PROBLEM TO WORK ON:
Copy all the entries below exactly, but not the pictures.

SUPPLIED RECORDS:
=-=-=
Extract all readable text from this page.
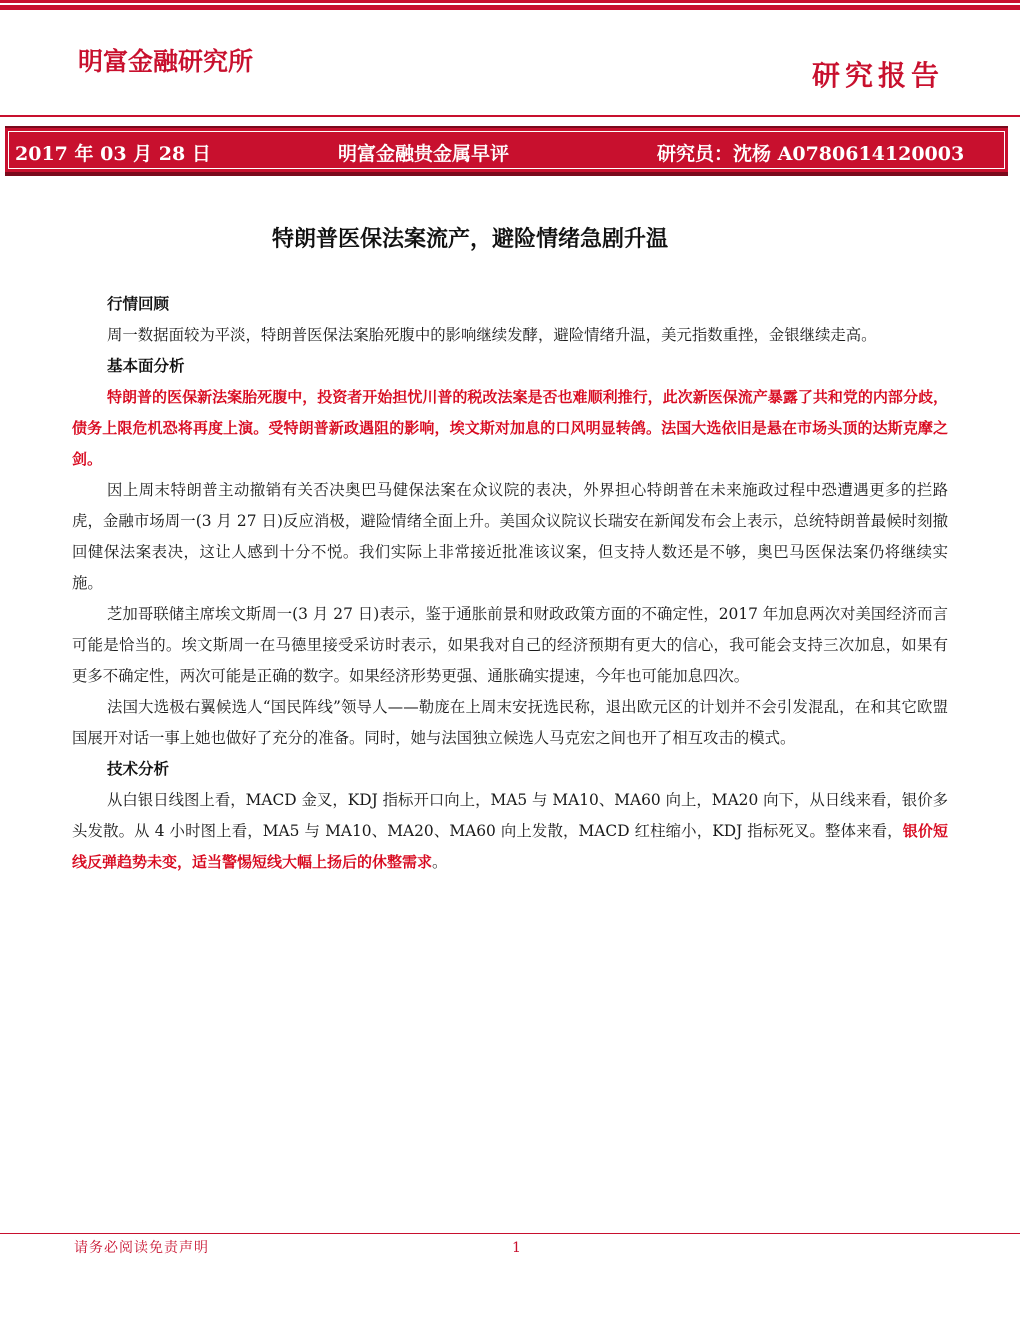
明富金融研究所	研究报告
2017 年 03 月 28 日	明富金融贵金属早评	研究员：沈杨 A0780614120003
特朗普医保法案流产，避险情绪急剧升温
行情回顾

周一数据面较为平淡，特朗普医保法案胎死腹中的影响继续发酵，避险情绪升温，美元指数重挫，金银继续走高。

基本面分析

特朗普的医保新法案胎死腹中，投资者开始担忧川普的税改法案是否也难顺利推行，此次新医保流产暴露了共和党的内部分歧，债务上限危机恐将再度上演。受特朗普新政遇阻的影响，埃文斯对加息的口风明显转鸽。法国大选依旧是悬在市场头顶的达斯克摩之剑。

因上周末特朗普主动撤销有关否决奥巴马健保法案在众议院的表决，外界担心特朗普在未来施政过程中恐遭遇更多的拦路虎，金融市场周一(3 月 27 日)反应消极，避险情绪全面上升。美国众议院议长瑞安在新闻发布会上表示，总统特朗普最候时刻撤回健保法案表决，这让人感到十分不悦。我们实际上非常接近批准该议案，但支持人数还是不够，奥巴马医保法案仍将继续实施。

芝加哥联储主席埃文斯周一(3 月 27 日)表示，鉴于通胀前景和财政政策方面的不确定性，2017 年加息两次对美国经济而言可能是恰当的。埃文斯周一在马德里接受采访时表示，如果我对自己的经济预期有更大的信心，我可能会支持三次加息，如果有更多不确定性，两次可能是正确的数字。如果经济形势更强、通胀确实提速，今年也可能加息四次。

法国大选极右翼候选人“国民阵线”领导人——勒庞在上周末安抚选民称，退出欧元区的计划并不会引发混乱，在和其它欧盟国展开对话一事上她也做好了充分的准备。同时，她与法国独立候选人马克宏之间也开了相互攻击的模式。

技术分析

从白银日线图上看，MACD 金叉，KDJ 指标开口向上，MA5 与 MA10、MA60 向上，MA20 向下，从日线来看，银价多头发散。从 4 小时图上看，MA5 与 MA10、MA20、MA60 向上发散，MACD 红柱缩小，KDJ 指标死叉。整体来看，银价短线反弹趋势未变，适当警惕短线大幅上扬后的休整需求。

请务必阅读免责声明	1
=-=-=
CORRECT RESULT:
Extract all readable text from this page.
明富金融研究所	研究报告
2017 年 03 月 28 日	明富金融贵金属早评	研究员：沈杨 A0780614120003
特朗普医保法案流产，避险情绪急剧升温
行情回顾

周一数据面较为平淡，特朗普医保法案胎死腹中的影响继续发酵，避险情绪升温，美元指数重挫，金银继续走高。

基本面分析

特朗普的医保新法案胎死腹中，投资者开始担忧川普的税改法案是否也难顺利推行，此次新医保流产暴露了共和党的内部分歧，债务上限危机恐将再度上演。受特朗普新政遇阻的影响，埃文斯对加息的口风明显转鸽。法国大选依旧是悬在市场头顶的达斯克摩之剑。

因上周末特朗普主动撤销有关否决奥巴马健保法案在众议院的表决，外界担心特朗普在未来施政过程中恐遭遇更多的拦路虎，金融市场周一(3 月 27 日)反应消极，避险情绪全面上升。美国众议院议长瑞安在新闻发布会上表示，总统特朗普最候时刻撤回健保法案表决，这让人感到十分不悦。我们实际上非常接近批准该议案，但支持人数还是不够，奥巴马医保法案仍将继续实施。

芝加哥联储主席埃文斯周一(3 月 27 日)表示，鉴于通胀前景和财政政策方面的不确定性，2017 年加息两次对美国经济而言可能是恰当的。埃文斯周一在马德里接受采访时表示，如果我对自己的经济预期有更大的信心，我可能会支持三次加息，如果有更多不确定性，两次可能是正确的数字。如果经济形势更强、通胀确实提速，今年也可能加息四次。

法国大选极右翼候选人“国民阵线”领导人——勒庞在上周末安抚选民称，退出欧元区的计划并不会引发混乱，在和其它欧盟国展开对话一事上她也做好了充分的准备。同时，她与法国独立候选人马克宏之间也开了相互攻击的模式。

技术分析

从白银日线图上看，MACD 金叉，KDJ 指标开口向上，MA5 与 MA10、MA60 向上，MA20 向下，从日线来看，银价多头发散。从 4 小时图上看，MA5 与 MA10、MA20、MA60 向上发散，MACD 红柱缩小，KDJ 指标死叉。整体来看，银价短线反弹趋势未变，适当警惕短线大幅上扬后的休整需求。

请务必阅读免责声明	1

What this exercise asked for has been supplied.